Goal. Transcribe the records below exactly as they appear, omitting any pictures.

===============

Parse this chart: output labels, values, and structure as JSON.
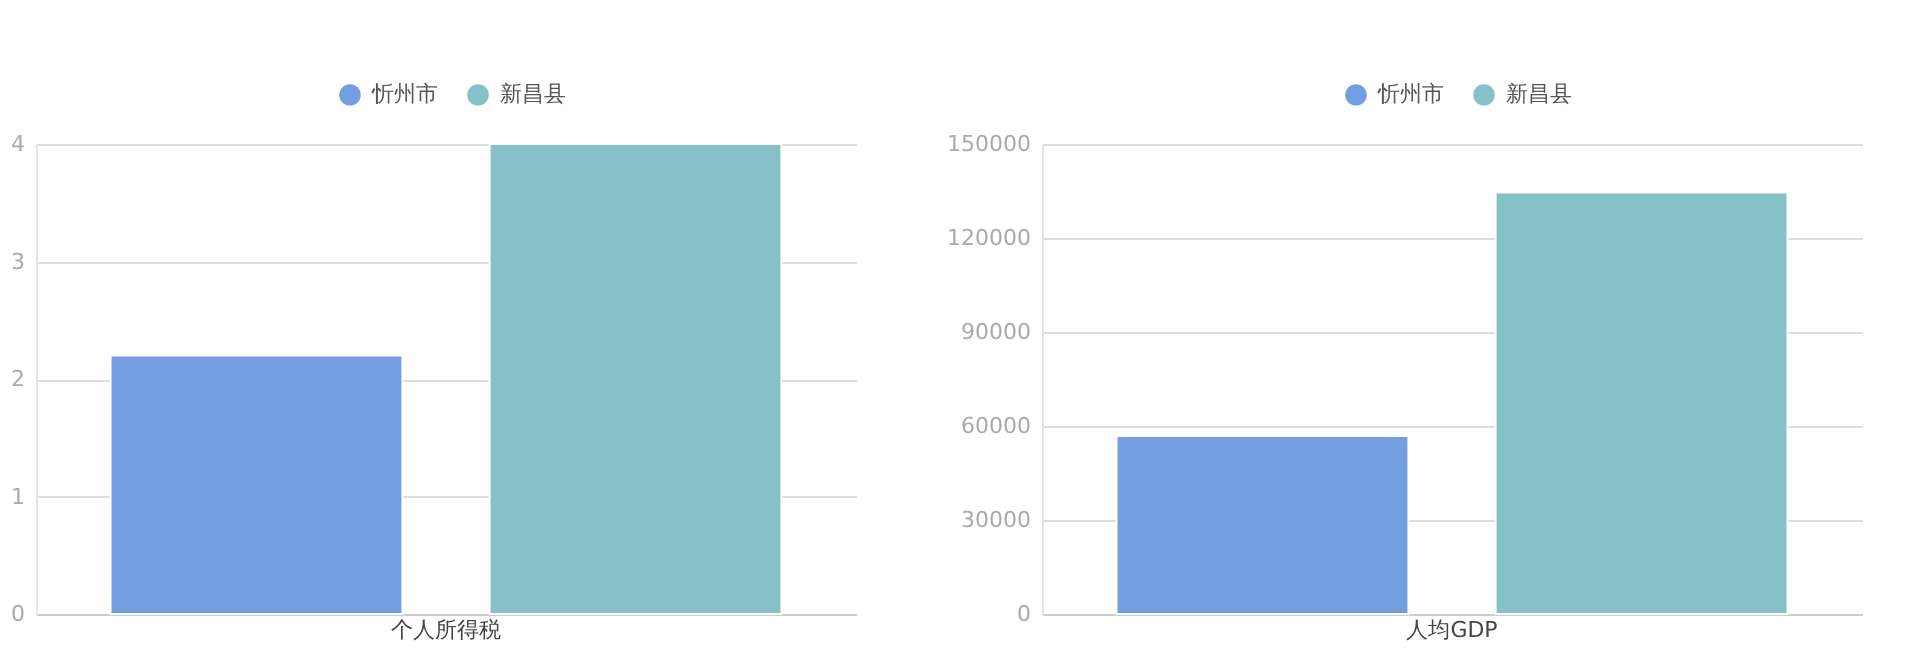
{
  "chart_data": [
    {
      "type": "bar",
      "categories": [
        "个人所得税"
      ],
      "series": [
        {
          "name": "忻州市",
          "color": "#739fe0",
          "values": [
            2.2
          ]
        },
        {
          "name": "新昌县",
          "color": "#86c1c8",
          "values": [
            4
          ]
        }
      ],
      "ylim": [
        0,
        4
      ],
      "yticks": [
        0,
        1,
        2,
        3,
        4
      ],
      "grid": "y",
      "legend": "top"
    },
    {
      "type": "bar",
      "categories": [
        "人均GDP"
      ],
      "series": [
        {
          "name": "忻州市",
          "color": "#739fe0",
          "values": [
            56800
          ]
        },
        {
          "name": "新昌县",
          "color": "#86c1c8",
          "values": [
            134500
          ]
        }
      ],
      "ylim": [
        0,
        150000
      ],
      "yticks": [
        0,
        30000,
        60000,
        90000,
        120000,
        150000
      ],
      "grid": "y",
      "legend": "top"
    }
  ]
}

===============

The response.
Parse this chart: output labels, values, and structure as JSON.
{
  "chart_data": [
    {
      "type": "bar",
      "categories": [
        "个人所得税"
      ],
      "series": [
        {
          "name": "忻州市",
          "color": "#739fe0",
          "values": [
            2.2
          ]
        },
        {
          "name": "新昌县",
          "color": "#86c1c8",
          "values": [
            4
          ]
        }
      ],
      "ylim": [
        0,
        4
      ],
      "yticks": [
        0,
        1,
        2,
        3,
        4
      ],
      "grid": "y",
      "legend": "top"
    },
    {
      "type": "bar",
      "categories": [
        "人均GDP"
      ],
      "series": [
        {
          "name": "忻州市",
          "color": "#739fe0",
          "values": [
            56800
          ]
        },
        {
          "name": "新昌县",
          "color": "#86c1c8",
          "values": [
            134500
          ]
        }
      ],
      "ylim": [
        0,
        150000
      ],
      "yticks": [
        0,
        30000,
        60000,
        90000,
        120000,
        150000
      ],
      "grid": "y",
      "legend": "top"
    }
  ]
}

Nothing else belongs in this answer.